◆ TEXTE À LIRE:
──────────────────────────────

Le fondateur condamné de Samourai Wallet avertit : Les mineurs Bitcoin dans le viseur du gouvernement en 2025
- Pourquoi les mineurs Bitcoin sont-ils dans la ligne de mire ?
- Le scénario catastrophe pour Bitcoin
- Un précédent inquiétant
- Les implications pour les investisseurs
- Questions fréquentes
Dans un récent épisode du podcast TFTC, Keonne Rodriguez, cofondateur du portefeuille crypto Samourai Wallet, a lancé un avertissement glaçant : après la répression contre les outils de confidentialité comme Samourai, les mineurs bitcoin pourraient être la prochaine cible des régulateurs américains. Condamné à cinq ans de prison pour exploitation non autorisée de service de transmission d'argent, Rodriguez analyse comment le DOJ a redéfini de manière inquiétante les lois sur les transferts d'argent, créant un précédent qui menace les fondements mêmes de la décentralisation de Bitcoin.
Pourquoi les mineurs Bitcoin sont-ils dans la ligne de mire ?
Rodriguez explique avec une clarté troublante comment le département de la Justice a ignoré les directives du FinCEN dans son affaire. Traditionnellement, seuls les services ayant contrôle sur les fonds étaient considérés comme des transmetteurs d'argent. Mais le DOJ a réussi à étendre cette définition au simple "coordination" de transactions - une interprétation qui pourrait s'appliquer aux mineurs puisqu'ils valident et incluent les transactions dans la blockchain. "Si la détention des fonds n'est plus le critère déterminant, alors techniquement, les mineurs deviennent les vrais transmetteurs", souligne Rodriguez lors de l'interview.
Le scénario catastrophe pour Bitcoin
Imaginez un monde où les régulateurs imposeraient aux pools miniers des listes noires d'adresses à bloquer. Ce scénario, que Rodriguez jage plausible, transformerait Bitcoin en un système à deux vitesses où seules les transactions "approuvées" seraient traitées. Ironiquement, le réseau continuerait à fonctionner en surface, mais perdrait son essence même de résistance à la censure. Comme le note l'analyste du BTCC, "c'est l'équivalent d'un arrêt cardiaque asymptomatique pour la décentralisation".
Un précédent inquiétant
L'affaire Samourai Wallet n'est pas isolée. Elle s'inscrit dans une tendance régulatoire plus large, illustrée par le cas Tornado Cash où les développeurs ont été poursuivis pour avoir créé des outils de confidentialité. Ce qui rend la situation particulièrement pernicieuse, c'est que ces actions ne nécessitent pas de modifier le protocole Bitcoin lui-même - juste de contrôler les points de centralisation existants comme les grands pools miniers.
Les implications pour les investisseurs
Selon les données de CoinMarketCap, le prix du Bitcoin semble pour l'instant ignorer ces risques régulatoires. Mais comme le souligne Rodriguez, le véritable danger est existentiel : si Bitcoin perd son statut d'argent décentralisé et résistant à la censure, une partie importante de sa proposition de valeur s'évapore. "Les investisseurs devraient surveiller de près comment cette situation évolue", conseille-t-il, tout en plaidant pour une réforme des lois sur les transmissions d'argent.

──────────────────────────────

[Données de prédiction de boîtes englobantes]
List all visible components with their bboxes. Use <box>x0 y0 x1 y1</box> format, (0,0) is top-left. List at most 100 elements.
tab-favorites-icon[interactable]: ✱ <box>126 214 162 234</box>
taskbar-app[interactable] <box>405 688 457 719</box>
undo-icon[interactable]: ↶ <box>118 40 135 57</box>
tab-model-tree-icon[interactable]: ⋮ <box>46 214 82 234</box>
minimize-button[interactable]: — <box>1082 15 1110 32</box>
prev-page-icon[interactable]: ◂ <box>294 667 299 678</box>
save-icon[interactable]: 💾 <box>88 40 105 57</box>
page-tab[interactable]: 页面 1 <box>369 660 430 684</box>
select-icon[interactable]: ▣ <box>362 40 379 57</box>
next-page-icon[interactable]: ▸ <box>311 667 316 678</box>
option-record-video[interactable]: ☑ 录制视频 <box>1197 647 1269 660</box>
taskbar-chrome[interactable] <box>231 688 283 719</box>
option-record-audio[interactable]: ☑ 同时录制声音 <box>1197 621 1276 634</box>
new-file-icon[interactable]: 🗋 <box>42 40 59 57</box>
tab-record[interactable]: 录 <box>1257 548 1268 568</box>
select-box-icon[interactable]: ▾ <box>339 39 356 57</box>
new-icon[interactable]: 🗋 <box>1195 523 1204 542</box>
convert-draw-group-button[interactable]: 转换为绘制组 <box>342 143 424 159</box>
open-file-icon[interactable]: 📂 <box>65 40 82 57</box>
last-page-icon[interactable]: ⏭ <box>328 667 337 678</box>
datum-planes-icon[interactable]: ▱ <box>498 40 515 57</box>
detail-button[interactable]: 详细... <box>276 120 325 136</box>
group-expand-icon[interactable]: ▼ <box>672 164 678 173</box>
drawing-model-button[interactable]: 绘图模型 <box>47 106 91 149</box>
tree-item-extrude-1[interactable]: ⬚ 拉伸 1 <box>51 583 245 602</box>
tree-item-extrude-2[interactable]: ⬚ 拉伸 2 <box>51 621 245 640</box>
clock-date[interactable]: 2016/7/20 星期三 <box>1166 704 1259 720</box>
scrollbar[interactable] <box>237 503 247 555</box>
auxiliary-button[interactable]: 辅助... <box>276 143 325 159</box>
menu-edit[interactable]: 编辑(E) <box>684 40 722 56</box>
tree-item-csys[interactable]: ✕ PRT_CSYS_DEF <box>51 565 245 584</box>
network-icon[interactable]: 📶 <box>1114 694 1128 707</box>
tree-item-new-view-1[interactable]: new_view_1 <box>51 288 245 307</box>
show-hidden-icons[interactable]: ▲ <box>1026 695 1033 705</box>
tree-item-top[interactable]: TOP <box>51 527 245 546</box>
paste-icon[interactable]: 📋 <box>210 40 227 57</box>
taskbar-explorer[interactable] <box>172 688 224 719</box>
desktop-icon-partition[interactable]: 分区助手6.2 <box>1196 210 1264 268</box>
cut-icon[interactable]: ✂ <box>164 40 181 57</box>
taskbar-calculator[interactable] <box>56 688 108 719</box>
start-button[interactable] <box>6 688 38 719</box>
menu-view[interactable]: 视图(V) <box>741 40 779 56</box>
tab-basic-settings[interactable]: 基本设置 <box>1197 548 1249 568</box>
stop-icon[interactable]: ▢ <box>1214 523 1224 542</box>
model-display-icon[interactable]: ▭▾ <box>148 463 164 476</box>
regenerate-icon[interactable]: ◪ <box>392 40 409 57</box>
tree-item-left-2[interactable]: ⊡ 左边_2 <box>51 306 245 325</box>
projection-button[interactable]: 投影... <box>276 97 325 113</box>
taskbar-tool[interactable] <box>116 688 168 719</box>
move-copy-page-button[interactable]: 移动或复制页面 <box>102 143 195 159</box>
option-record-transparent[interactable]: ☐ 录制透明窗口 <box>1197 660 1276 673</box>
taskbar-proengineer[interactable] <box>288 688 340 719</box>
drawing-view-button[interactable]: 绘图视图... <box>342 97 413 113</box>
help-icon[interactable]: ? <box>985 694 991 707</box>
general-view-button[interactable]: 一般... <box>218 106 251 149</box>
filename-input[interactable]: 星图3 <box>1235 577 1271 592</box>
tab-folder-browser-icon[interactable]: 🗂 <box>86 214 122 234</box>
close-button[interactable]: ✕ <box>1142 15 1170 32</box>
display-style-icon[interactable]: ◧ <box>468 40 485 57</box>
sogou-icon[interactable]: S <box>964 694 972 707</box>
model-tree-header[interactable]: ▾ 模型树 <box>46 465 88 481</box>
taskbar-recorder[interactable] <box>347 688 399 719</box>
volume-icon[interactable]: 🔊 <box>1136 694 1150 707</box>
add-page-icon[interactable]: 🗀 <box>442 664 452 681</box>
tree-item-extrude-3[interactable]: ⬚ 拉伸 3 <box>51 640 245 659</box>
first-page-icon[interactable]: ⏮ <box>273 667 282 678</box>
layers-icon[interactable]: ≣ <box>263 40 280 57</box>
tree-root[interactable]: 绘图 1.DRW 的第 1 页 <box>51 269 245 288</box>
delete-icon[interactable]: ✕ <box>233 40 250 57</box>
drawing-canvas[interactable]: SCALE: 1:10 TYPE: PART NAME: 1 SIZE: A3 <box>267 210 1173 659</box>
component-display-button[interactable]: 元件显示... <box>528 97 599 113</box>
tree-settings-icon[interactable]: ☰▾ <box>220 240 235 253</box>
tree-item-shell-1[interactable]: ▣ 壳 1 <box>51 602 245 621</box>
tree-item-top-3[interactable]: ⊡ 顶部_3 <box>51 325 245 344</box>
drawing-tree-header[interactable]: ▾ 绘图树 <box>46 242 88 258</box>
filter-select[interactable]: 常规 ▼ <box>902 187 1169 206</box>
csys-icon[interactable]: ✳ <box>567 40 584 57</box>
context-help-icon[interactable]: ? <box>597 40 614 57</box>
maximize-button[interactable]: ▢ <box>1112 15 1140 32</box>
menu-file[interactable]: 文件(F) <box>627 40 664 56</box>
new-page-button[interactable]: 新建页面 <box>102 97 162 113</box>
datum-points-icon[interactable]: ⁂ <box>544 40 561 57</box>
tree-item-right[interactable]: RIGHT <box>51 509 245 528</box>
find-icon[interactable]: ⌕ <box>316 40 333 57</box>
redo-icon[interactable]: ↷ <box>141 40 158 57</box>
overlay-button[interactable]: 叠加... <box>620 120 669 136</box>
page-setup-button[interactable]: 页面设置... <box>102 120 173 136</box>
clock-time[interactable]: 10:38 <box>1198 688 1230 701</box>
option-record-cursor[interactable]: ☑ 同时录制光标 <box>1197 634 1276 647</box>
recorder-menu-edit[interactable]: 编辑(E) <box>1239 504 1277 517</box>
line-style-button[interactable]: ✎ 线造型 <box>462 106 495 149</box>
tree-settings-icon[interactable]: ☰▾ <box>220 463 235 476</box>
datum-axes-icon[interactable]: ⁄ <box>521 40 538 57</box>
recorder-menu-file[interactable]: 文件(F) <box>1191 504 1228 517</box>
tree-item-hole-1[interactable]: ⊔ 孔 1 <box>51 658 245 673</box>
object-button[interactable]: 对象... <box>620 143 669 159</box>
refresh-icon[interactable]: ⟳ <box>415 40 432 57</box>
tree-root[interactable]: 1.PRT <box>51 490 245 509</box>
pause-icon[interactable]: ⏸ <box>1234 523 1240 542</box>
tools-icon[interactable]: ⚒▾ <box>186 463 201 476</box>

──────────────────────────────

◆ TRAVAIL À FAIRE:
**1.** Recopiez tout le passage de l'article sur les mineurs Bitcoin, depuis « Le fondateur condamné » jusqu'à « décentralisation de Bitcoin. ».
**2.** D'après l'article sur les mineurs Bitcoin, les affirmations suivantes sont-elles exactes ? Répondez par oui ou par non et citez à l'identique les mots du texte qui tranchent.
(a) Keonne Rodriguez a été condamné à cinq ans de prison.
(b) Le prix du Bitcoin a chuté sous l'effet de ces risques régulatoires.
(c) Les actions décrites exigent de modifier le protocole Bitcoin lui-même.
**3.** Selon l'article sur les mineurs Bitcoin, dans quel podcast Keonne Rodriguez a-t-il lancé son avertissement ?
Seul le texte sert de référence pour répondre.

◆ RÉPONSES CORRIGÉES:
**1.**
Le fondateur condamné de Samourai Wallet avertit : Les mineurs Bitcoin dans le viseur du gouvernement en 2025
- Pourquoi les mineurs Bitcoin sont-ils dans la ligne de mire ?
- Le scénario catastrophe pour Bitcoin
- Un précédent inquiétant
- Les implications pour les investisseurs
- Questions fréquentes
Dans un récent épisode du podcast TFTC, Keonne Rodriguez, cofondateur du portefeuille crypto Samourai Wallet, a lancé un avertissement glaçant : après la répression contre les outils de confidentialité comme Samourai, les mineurs bitcoin pourraient être la prochaine cible des régulateurs américains. Condamné à cinq ans de prison pour exploitation non autorisée de service de transmission d'argent, Rodriguez analyse comment le DOJ a redéfini de manière inquiétante les lois sur les transferts d'argent, créant un précédent qui menace les fondements mêmes de la décentralisation de Bitcoin.

**2.**
(a) Oui : « Condamné à cinq ans de prison pour exploitation non autorisée de service de transmission d'argent ».
(b) Non : « le prix du Bitcoin semble pour l'instant ignorer ces risques régulatoires ».
(c) Non : « ces actions ne nécessitent pas de modifier le protocole Bitcoin lui-même ».

**3.** Dans le podcast TFTC.